TASK GOAL: Emit the entire listing verbatim.

**** DATA LINES ****

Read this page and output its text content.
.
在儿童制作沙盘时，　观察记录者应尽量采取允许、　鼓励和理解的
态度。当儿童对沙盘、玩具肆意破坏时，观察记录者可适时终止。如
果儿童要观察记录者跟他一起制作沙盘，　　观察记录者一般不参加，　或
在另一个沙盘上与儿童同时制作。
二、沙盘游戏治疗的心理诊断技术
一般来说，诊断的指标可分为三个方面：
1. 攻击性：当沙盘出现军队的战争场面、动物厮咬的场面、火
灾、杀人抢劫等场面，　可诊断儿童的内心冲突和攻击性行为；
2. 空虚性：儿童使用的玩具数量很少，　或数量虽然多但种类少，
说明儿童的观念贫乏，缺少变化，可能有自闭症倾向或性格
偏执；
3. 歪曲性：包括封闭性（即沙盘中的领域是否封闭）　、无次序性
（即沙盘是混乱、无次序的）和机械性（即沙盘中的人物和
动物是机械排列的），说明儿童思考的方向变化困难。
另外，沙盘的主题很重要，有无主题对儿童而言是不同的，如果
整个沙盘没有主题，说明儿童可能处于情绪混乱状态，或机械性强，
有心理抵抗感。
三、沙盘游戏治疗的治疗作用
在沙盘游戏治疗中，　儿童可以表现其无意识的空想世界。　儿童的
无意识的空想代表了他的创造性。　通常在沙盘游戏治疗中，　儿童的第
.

****

RESULT BELOW:
Read this page and output its text content.
.
在儿童制作沙盘时，　观察记录者应尽量采取允许、　鼓励和理解的
态度。当儿童对沙盘、玩具肆意破坏时，观察记录者可适时终止。如
果儿童要观察记录者跟他一起制作沙盘，　　观察记录者一般不参加，　或
在另一个沙盘上与儿童同时制作。
二、沙盘游戏治疗的心理诊断技术
一般来说，诊断的指标可分为三个方面：
1. 攻击性：当沙盘出现军队的战争场面、动物厮咬的场面、火
灾、杀人抢劫等场面，　可诊断儿童的内心冲突和攻击性行为；
2. 空虚性：儿童使用的玩具数量很少，　或数量虽然多但种类少，
说明儿童的观念贫乏，缺少变化，可能有自闭症倾向或性格
偏执；
3. 歪曲性：包括封闭性（即沙盘中的领域是否封闭）　、无次序性
（即沙盘是混乱、无次序的）和机械性（即沙盘中的人物和
动物是机械排列的），说明儿童思考的方向变化困难。
另外，沙盘的主题很重要，有无主题对儿童而言是不同的，如果
整个沙盘没有主题，说明儿童可能处于情绪混乱状态，或机械性强，
有心理抵抗感。
三、沙盘游戏治疗的治疗作用
在沙盘游戏治疗中，　儿童可以表现其无意识的空想世界。　儿童的
无意识的空想代表了他的创造性。　通常在沙盘游戏治疗中，　儿童的第
.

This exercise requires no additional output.